TEXT SEGMENT:
-*-*-

I tried to tug on a conversational thread by telling him that I wasn't a Londoner myself so wasn't at all familiar with the various train lines. I received an amicable, yet ultimately disinterested smile in return. It was time to cut the train chat unless I ran into Francis Bourgeois.

Turning an exchange of remarks into a full-blown conversation proved difficult (Julia Banim)

I hopped off at Farringdon and started in the opposite direction towards Shenfield. This time around, I looked out for curious things about my fellow passengers, hoping for a full-blown scuba diving suit or pack of historical reenactors.

Although I did spot a man with a striking resemblance to Colonel Sanders, I twigged this was unintentional and so settled on a thirty-something woman with a jazzy yoga bag patterned with little dogs.

I - figuratively - pounced on this, asking her where she got her bag from (Yogi Bags if you're interested). I was being genuine, and think it showed, as she looked sincerely pleased with the compliment.

We spoke for a couple of minutes about the importance of giving compliments when you mean them, and she even told me to have a good day when she got off.

The woman appeared pleased with the compliment I gave her (Julia Banim)

A couple in their late twenties settled into her place, and, buoyed up by my previous 'success', I instigated a moan about the rubbish WiFi. This led to a bit of back and forth about being northern in the big smoke which was pleasant enough.

Keen to shake up my approach, I switched to the Bakerloo line, wondering if I'd find a more sociable vibe elsewhere. Unfortunately, the screech of the older train was quite noisy, making it tricky to speak up in a way that felt natural and easy-going.

I spotted two American women around my age with a large suitcase each, looking as though they were heading off on an adventure. I figured they wouldn't mind a bold opener.

"Are you off anywhere fun, girls?" I heard myself say, loudly, before my embarrassment trigger could catch up.

Their exchanged look was one of complete alarm. One simply replied, 'oh', while the other said they were just over from the US. I told them that I too was over for the week too, but, sadly, they didn't care.

I couldn't get off fast enough as the awkward silence lingered on and on. Hopefully, I at least gave them a taste of British eccentricity.

I did experience a couple of red-faced moments, but wasn't mortified for long (Julia Banim)

After circling the Bakerloo Line red-faced for a bit, I soon plucked up the courage to speak to a kind lady of about 70, asking her straight up how her day was going.

A long-time Londoner, she sympathised with how confusing the tube could be for outsiders but, as she was retired, she no longer cared too much about getting to one place at a particular time.

-*-*-

PROVIDED MATERIAL:

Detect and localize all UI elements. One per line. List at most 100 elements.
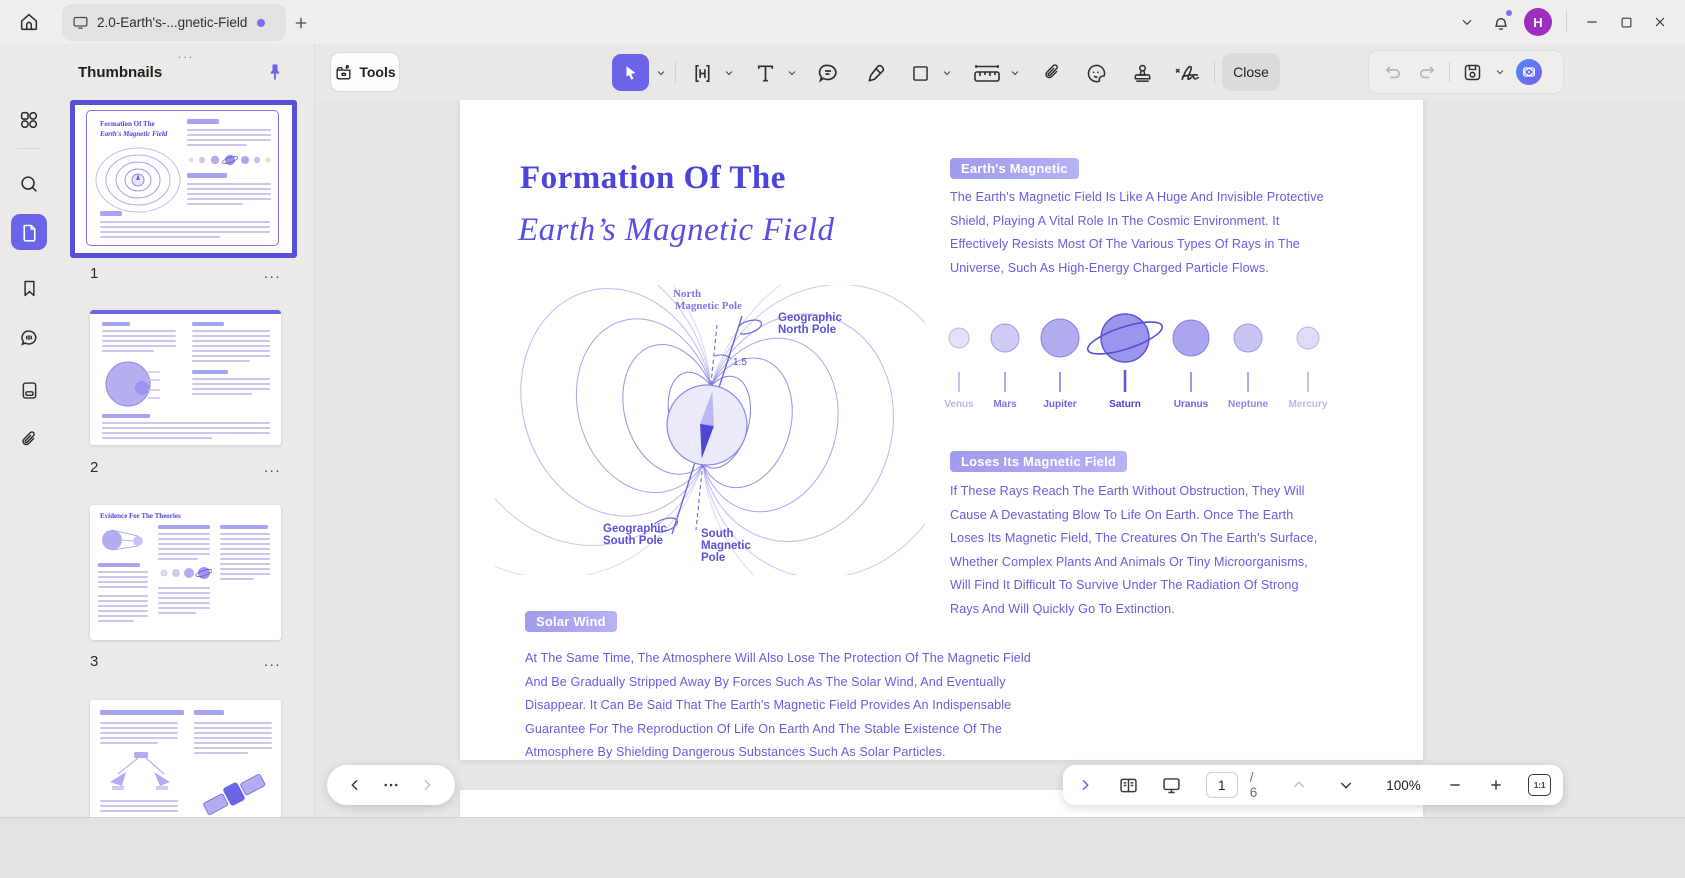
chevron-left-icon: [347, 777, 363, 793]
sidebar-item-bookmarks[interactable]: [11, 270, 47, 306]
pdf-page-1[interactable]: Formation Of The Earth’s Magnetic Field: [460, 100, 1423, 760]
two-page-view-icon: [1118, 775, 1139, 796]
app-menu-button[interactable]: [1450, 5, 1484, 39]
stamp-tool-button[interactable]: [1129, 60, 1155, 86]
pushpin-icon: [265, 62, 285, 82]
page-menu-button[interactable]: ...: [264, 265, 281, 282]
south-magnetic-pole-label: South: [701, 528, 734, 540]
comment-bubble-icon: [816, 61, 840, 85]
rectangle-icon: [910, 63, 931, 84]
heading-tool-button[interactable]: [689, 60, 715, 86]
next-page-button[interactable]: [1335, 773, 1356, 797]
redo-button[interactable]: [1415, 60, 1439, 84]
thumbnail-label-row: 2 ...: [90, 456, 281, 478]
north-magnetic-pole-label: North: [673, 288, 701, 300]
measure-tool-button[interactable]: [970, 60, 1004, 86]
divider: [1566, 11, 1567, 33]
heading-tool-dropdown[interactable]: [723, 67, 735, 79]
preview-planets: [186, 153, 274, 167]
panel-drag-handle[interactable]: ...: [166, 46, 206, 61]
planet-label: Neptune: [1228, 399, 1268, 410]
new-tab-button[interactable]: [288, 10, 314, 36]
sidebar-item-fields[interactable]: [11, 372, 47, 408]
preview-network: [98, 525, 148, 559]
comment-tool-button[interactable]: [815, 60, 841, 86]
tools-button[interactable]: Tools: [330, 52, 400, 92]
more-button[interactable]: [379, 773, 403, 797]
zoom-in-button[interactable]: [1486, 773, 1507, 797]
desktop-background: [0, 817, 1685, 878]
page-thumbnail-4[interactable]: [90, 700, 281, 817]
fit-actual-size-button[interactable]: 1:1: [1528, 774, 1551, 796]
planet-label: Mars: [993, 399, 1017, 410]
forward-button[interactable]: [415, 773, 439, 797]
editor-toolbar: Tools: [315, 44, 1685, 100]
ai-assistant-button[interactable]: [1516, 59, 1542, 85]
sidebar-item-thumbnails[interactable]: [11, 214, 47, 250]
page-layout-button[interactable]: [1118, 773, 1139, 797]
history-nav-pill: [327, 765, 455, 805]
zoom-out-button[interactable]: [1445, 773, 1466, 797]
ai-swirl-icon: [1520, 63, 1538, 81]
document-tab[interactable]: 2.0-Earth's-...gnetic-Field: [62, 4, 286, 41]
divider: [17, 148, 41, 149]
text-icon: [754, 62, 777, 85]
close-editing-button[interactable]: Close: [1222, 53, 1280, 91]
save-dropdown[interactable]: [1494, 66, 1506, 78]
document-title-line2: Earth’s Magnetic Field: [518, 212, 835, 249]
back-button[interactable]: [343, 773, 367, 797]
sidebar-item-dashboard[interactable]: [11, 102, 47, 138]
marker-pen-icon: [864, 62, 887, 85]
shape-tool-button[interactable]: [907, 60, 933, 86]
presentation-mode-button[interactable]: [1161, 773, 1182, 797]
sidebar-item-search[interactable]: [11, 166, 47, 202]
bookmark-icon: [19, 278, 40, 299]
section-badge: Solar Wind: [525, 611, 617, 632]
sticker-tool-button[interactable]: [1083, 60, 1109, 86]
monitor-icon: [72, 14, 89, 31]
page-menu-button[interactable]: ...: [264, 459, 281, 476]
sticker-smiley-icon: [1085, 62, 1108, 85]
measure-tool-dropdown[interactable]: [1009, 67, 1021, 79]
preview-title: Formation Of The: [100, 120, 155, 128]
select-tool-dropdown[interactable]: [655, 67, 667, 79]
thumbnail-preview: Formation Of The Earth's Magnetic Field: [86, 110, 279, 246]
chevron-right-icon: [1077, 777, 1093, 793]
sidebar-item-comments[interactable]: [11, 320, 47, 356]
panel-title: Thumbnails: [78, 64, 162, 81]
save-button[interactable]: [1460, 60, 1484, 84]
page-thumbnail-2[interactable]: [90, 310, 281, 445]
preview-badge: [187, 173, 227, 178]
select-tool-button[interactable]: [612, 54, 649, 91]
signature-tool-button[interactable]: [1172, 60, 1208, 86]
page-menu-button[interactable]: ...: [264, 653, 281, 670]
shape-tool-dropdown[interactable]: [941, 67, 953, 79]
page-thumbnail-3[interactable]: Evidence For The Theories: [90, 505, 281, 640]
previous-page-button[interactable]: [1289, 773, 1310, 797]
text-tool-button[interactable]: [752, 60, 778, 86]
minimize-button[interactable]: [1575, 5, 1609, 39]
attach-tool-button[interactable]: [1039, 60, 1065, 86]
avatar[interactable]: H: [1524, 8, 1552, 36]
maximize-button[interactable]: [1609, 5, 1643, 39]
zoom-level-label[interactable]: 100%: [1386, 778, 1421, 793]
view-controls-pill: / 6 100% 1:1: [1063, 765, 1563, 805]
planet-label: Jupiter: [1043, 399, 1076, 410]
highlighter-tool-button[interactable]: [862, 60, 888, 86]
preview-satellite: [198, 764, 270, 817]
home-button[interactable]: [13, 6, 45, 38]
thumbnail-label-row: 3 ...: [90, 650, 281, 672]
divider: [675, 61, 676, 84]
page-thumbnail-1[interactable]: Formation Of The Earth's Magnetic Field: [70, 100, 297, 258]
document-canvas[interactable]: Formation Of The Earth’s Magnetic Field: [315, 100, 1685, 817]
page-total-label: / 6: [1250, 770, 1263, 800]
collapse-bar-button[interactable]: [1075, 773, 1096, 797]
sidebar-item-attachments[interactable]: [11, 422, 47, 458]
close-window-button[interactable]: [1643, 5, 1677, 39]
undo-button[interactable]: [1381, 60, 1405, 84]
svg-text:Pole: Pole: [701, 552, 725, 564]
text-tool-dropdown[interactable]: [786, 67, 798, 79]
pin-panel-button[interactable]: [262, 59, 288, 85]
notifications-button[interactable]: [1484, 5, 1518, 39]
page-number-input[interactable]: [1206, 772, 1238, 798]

-*-*-

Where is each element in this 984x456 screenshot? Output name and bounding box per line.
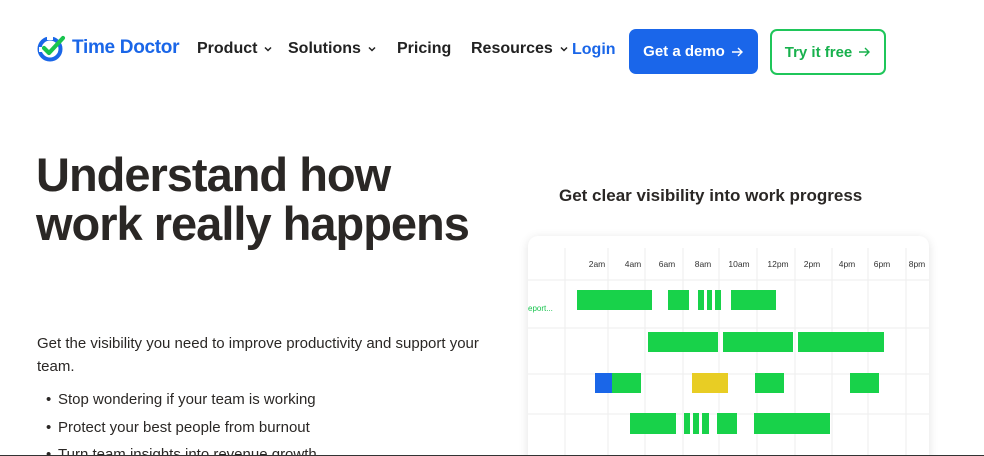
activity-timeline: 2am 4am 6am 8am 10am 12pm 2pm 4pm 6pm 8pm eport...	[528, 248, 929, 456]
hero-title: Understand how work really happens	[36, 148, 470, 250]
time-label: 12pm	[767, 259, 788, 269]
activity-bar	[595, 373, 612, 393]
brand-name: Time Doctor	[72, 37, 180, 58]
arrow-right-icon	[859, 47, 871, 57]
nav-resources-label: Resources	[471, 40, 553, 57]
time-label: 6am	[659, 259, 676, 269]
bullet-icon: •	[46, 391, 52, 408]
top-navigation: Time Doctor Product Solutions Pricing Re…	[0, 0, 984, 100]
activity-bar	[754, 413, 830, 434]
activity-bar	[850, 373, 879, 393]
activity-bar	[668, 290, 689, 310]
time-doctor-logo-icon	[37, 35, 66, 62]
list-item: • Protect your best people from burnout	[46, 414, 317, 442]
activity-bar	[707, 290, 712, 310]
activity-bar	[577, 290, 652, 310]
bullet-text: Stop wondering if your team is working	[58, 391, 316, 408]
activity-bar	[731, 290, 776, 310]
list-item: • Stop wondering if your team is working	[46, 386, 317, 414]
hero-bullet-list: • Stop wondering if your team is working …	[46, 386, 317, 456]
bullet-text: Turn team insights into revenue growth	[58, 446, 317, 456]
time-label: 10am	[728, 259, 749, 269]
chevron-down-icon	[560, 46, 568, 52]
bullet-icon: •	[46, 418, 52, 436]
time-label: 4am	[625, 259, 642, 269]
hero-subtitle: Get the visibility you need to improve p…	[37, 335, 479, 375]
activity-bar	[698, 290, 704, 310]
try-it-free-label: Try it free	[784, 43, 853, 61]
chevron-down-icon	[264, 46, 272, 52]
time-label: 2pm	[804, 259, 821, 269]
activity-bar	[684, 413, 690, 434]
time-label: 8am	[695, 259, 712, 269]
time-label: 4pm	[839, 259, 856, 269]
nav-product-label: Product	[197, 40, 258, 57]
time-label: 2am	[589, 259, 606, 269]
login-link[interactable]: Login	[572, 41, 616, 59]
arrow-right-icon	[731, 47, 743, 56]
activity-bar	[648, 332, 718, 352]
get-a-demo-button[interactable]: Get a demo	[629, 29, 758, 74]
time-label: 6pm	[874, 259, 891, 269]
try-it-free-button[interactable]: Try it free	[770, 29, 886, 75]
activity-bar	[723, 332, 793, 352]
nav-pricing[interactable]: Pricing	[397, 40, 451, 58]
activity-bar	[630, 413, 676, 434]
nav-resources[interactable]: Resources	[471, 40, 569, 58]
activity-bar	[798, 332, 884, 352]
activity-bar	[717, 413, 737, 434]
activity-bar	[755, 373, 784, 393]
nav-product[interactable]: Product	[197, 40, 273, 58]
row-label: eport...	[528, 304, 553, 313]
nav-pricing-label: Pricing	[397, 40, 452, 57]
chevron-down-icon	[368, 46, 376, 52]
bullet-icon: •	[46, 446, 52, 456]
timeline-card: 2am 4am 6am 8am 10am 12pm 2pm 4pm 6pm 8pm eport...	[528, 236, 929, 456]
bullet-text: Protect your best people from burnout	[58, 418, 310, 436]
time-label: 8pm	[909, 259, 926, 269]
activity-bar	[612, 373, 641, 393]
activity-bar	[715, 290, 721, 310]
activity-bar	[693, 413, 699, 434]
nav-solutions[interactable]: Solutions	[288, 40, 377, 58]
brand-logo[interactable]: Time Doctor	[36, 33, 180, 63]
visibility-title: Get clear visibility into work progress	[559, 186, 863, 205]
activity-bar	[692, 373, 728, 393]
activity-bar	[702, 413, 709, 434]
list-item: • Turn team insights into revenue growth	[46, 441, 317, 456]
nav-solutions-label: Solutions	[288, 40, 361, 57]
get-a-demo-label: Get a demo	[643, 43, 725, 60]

-*-*-

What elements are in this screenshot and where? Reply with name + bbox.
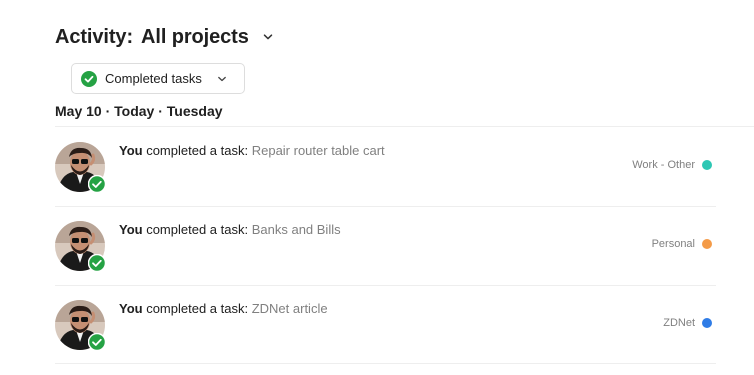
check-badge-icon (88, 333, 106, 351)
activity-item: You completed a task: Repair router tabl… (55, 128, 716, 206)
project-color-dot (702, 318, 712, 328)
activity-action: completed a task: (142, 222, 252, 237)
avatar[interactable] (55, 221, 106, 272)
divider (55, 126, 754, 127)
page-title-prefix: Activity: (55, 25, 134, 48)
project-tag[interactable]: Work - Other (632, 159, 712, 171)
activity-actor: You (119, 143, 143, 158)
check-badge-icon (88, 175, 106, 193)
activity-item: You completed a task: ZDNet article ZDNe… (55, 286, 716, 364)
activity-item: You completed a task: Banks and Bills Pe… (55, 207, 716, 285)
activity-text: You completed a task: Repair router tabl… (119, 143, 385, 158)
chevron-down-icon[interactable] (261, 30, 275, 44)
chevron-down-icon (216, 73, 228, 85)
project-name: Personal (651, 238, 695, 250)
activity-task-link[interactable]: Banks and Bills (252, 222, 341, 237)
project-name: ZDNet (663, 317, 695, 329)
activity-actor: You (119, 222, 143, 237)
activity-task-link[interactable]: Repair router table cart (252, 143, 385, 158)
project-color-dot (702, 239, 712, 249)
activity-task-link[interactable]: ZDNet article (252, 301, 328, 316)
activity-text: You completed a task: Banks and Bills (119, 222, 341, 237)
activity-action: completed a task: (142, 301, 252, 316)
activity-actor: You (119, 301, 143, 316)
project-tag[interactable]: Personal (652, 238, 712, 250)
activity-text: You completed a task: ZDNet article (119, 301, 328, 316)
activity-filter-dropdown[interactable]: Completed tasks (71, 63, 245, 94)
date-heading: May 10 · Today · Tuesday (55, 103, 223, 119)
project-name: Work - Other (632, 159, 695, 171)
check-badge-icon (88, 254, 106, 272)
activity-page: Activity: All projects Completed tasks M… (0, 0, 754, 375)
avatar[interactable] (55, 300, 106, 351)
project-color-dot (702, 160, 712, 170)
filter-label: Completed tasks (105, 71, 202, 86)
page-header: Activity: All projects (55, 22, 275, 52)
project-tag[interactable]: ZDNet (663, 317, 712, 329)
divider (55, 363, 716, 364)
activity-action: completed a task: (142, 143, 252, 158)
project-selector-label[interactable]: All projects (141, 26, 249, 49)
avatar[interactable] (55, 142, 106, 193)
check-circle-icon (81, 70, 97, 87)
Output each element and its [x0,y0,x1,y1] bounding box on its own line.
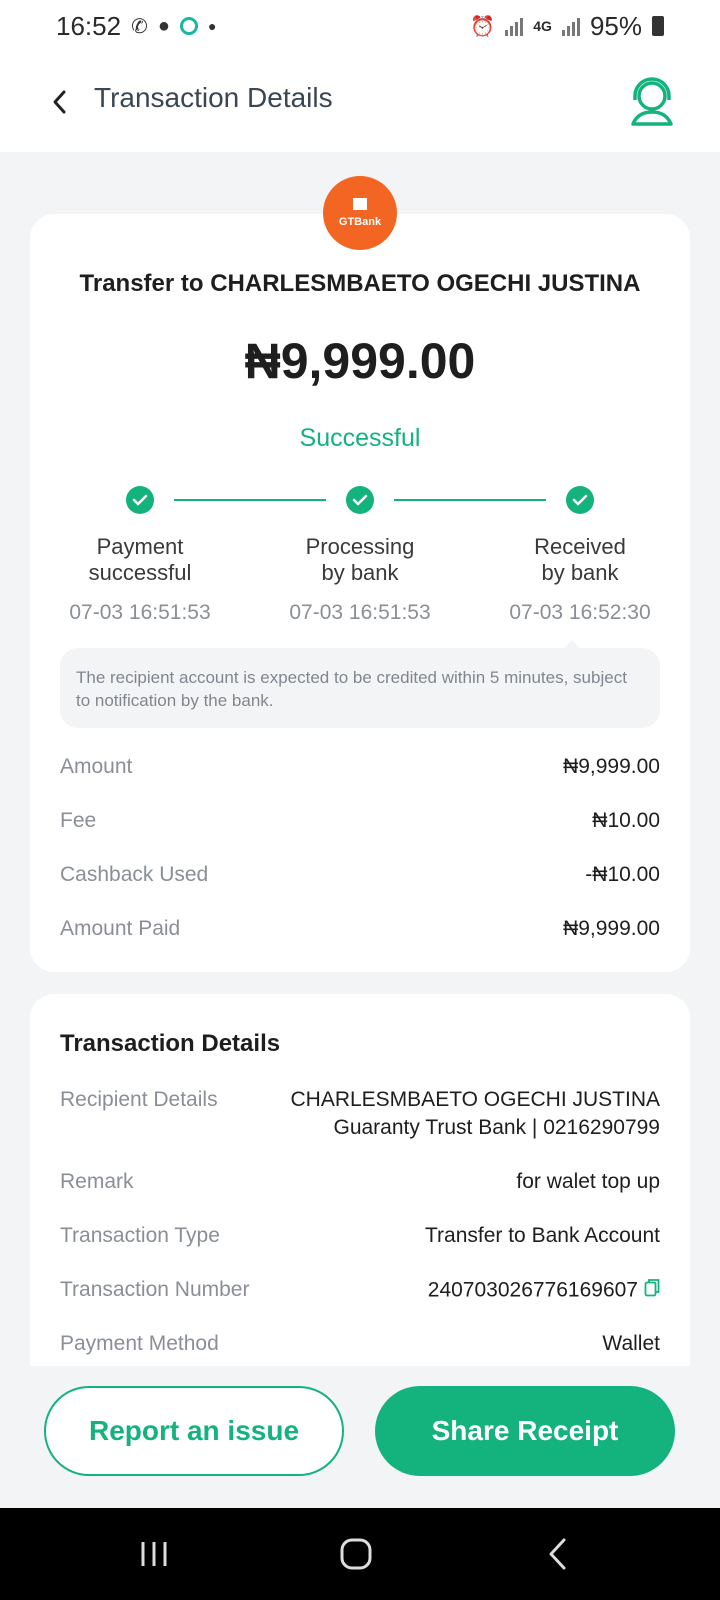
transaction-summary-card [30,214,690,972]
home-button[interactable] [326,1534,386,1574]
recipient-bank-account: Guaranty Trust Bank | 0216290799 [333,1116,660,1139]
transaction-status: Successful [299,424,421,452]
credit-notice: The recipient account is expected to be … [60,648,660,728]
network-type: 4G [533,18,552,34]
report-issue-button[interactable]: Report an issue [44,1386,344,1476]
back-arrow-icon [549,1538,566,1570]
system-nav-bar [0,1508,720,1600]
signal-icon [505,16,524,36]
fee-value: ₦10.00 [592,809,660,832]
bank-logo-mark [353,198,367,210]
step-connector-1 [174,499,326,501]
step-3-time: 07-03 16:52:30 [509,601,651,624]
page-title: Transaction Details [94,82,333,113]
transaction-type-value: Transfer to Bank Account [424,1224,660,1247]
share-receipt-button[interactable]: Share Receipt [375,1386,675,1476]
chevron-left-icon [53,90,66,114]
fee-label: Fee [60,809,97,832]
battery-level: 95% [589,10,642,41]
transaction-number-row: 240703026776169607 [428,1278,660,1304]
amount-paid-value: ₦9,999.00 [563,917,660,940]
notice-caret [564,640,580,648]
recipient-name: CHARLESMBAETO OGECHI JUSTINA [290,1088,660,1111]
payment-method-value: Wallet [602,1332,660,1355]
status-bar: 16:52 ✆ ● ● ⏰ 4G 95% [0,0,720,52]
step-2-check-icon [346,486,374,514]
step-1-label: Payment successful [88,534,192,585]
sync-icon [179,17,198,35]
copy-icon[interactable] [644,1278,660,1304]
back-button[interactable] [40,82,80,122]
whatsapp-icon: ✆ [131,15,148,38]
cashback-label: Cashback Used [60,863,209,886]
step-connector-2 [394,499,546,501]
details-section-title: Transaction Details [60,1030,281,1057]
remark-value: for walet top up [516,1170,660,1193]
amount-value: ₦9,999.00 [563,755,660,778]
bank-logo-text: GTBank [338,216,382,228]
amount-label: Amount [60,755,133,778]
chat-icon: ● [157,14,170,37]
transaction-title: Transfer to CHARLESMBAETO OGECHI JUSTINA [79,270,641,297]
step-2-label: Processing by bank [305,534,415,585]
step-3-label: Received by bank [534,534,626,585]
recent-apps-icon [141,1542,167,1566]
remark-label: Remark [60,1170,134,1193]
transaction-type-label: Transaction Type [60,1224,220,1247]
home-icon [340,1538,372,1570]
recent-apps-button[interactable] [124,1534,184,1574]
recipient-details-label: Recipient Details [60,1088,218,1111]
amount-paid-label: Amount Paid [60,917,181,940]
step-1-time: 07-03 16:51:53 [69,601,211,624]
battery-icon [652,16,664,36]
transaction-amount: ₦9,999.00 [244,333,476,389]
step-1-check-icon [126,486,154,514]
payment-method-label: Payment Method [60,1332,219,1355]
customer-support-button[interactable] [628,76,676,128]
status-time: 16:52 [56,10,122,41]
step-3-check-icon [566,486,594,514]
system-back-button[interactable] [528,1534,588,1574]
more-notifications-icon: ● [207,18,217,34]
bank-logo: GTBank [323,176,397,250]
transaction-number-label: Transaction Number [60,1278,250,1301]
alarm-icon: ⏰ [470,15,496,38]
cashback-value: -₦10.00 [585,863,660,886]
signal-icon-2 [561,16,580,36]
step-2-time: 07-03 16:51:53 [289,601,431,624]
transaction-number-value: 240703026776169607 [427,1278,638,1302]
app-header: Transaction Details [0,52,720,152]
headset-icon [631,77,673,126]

-*-*-

EXERCISE SET:
a) In the account of talking to strangers on the Tube, where did the woman with the dog-patterned yoga bag buy it?
b) List every passenger or group of passengers the writer speaks to in the account of talking to strangers on the Tube.
c) Write what comes next in the account of talking to strangers on the Tube, picking up after its last sentence.

IN RESPONSE:
a) Yogi Bags.

b)
- A man who gave an amicable but disinterested smile in reply to the remark about train lines
- A thirty-something woman with a yoga bag patterned with little dogs
- A couple in their late twenties
- Two American women with a large suitcase each
- A lady of about 70, a long-time Londoner

c)
Another lady, the proud owner of a very sweet dog called Charlie, was also up for a quick natter, as was the mum of an adorable one-year-old boy, Alex.

A fun-loving Swedish family with a wonderful array of backpacks was also more than happy to tell me about their plans for museum visits.

Some people were more keen to chat with others (Julia Banim)

Eventually, I returned to the office, surprised at how difficult it feels to put yourself out there so publicly, to break a silence previously punctuated by the sound of the tracks, or announcements.

June will mark Eden Project Communities' Month of Community in the UK, with Bishop's Say Hello project being a prominent feature.

Explaining where his inspiration sprung from in a YouTube vid, Bishop said: "It feels to me like the days of saying hello to strangers in the street, on a bus, or at the park have sadly pretty much become a thing of the past.

"Most of us have spent too much time on our own over the past two years or so and now is the moment to get back out there; make connections with people young and old, near or far. The ‘Say Hello’ campaign is all about making it that little bit easier to just, well… ‘Say Hello’."

It's often difficult to admit when you're feeling lonely, despite this being such a common emotion. Many of us know all too well how a kind word or well-intended compliment can brighten an otherwise difficult day, and yet so often we hold back when offering our own, afraid of being vulnerable.

I doubt this is an exercise I'd carry out on a daily basis, and would never continue to push a conversation on someone who wanted to keep to themselves.

However, it did make me think about how unpractised we are when it comes to opening ourselves up to such impromptu chinwags, which can indeed make us feel like part of a community even in the largest of cities.

I also reckon I'll continue to strike up the odd conversation when it feels natural to do so, temporary embarrassment be damned, and will reach out if I see someone who looks in need of a commute-length friendship.

I will however make sure to keep the train chat to a minimum.